- [WHAT YOU NEED TO DO] Write out the entries verbatim and leave the images out of the copy.

- [GIVEN DATA]
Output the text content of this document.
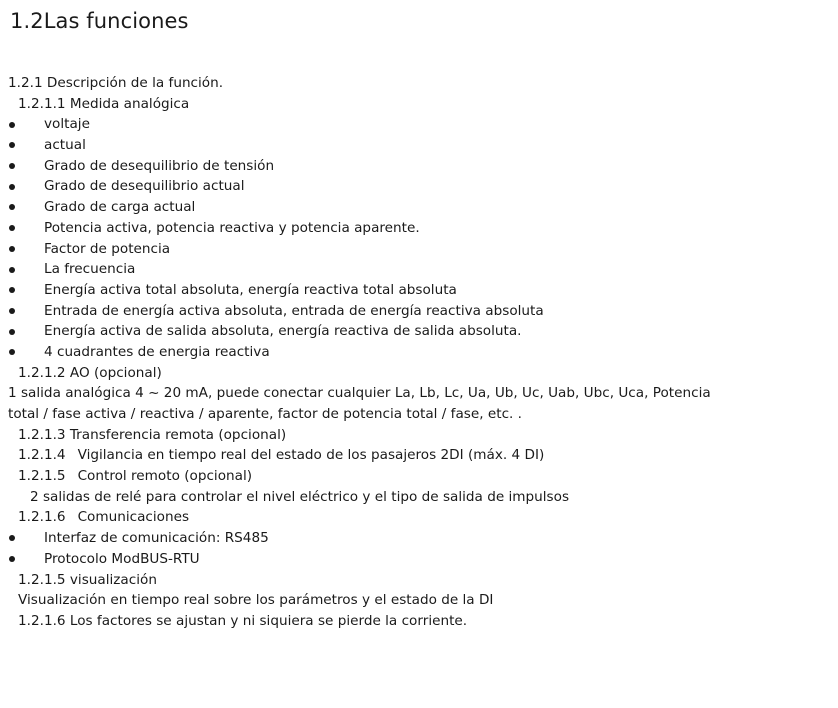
1.2Las funciones
1.2.1 Descripción de la función.
1.2.1.1 Medida analógica
voltaje
actual
Grado de desequilibrio de tensión
Grado de desequilibrio actual
Grado de carga actual
Potencia activa, potencia reactiva y potencia aparente.
Factor de potencia
La frecuencia
Energía activa total absoluta, energía reactiva total absoluta
Entrada de energía activa absoluta, entrada de energía reactiva absoluta
Energía activa de salida absoluta, energía reactiva de salida absoluta.
4 cuadrantes de energia reactiva
1.2.1.2 AO (opcional)
1 salida analógica 4 ~ 20 mA, puede conectar cualquier La, Lb, Lc, Ua, Ub, Uc, Uab, Ubc, Uca, Potencia
total / fase activa / reactiva / aparente, factor de potencia total / fase, etc. .
1.2.1.3 Transferencia remota (opcional)
1.2.1.4 Vigilancia en tiempo real del estado de los pasajeros 2DI (máx. 4 DI)
1.2.1.5 Control remoto (opcional)
2 salidas de relé para controlar el nivel eléctrico y el tipo de salida de impulsos
1.2.1.6 Comunicaciones
Interfaz de comunicación: RS485
Protocolo ModBUS-RTU
1.2.1.5 visualización
Visualización en tiempo real sobre los parámetros y el estado de la DI
1.2.1.6 Los factores se ajustan y ni siquiera se pierde la corriente.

- [WRITTEN SOLUTION]
Output the text content of this document.
1.2Las funciones
1.2.1 Descripción de la función.
1.2.1.1 Medida analógica
voltaje
actual
Grado de desequilibrio de tensión
Grado de desequilibrio actual
Grado de carga actual
Potencia activa, potencia reactiva y potencia aparente.
Factor de potencia
La frecuencia
Energía activa total absoluta, energía reactiva total absoluta
Entrada de energía activa absoluta, entrada de energía reactiva absoluta
Energía activa de salida absoluta, energía reactiva de salida absoluta.
4 cuadrantes de energia reactiva
1.2.1.2 AO (opcional)
1 salida analógica 4 ~ 20 mA, puede conectar cualquier La, Lb, Lc, Ua, Ub, Uc, Uab, Ubc, Uca, Potencia
total / fase activa / reactiva / aparente, factor de potencia total / fase, etc. .
1.2.1.3 Transferencia remota (opcional)
1.2.1.4 Vigilancia en tiempo real del estado de los pasajeros 2DI (máx. 4 DI)
1.2.1.5 Control remoto (opcional)
2 salidas de relé para controlar el nivel eléctrico y el tipo de salida de impulsos
1.2.1.6 Comunicaciones
Interfaz de comunicación: RS485
Protocolo ModBUS-RTU
1.2.1.5 visualización
Visualización en tiempo real sobre los parámetros y el estado de la DI
1.2.1.6 Los factores se ajustan y ni siquiera se pierde la corriente.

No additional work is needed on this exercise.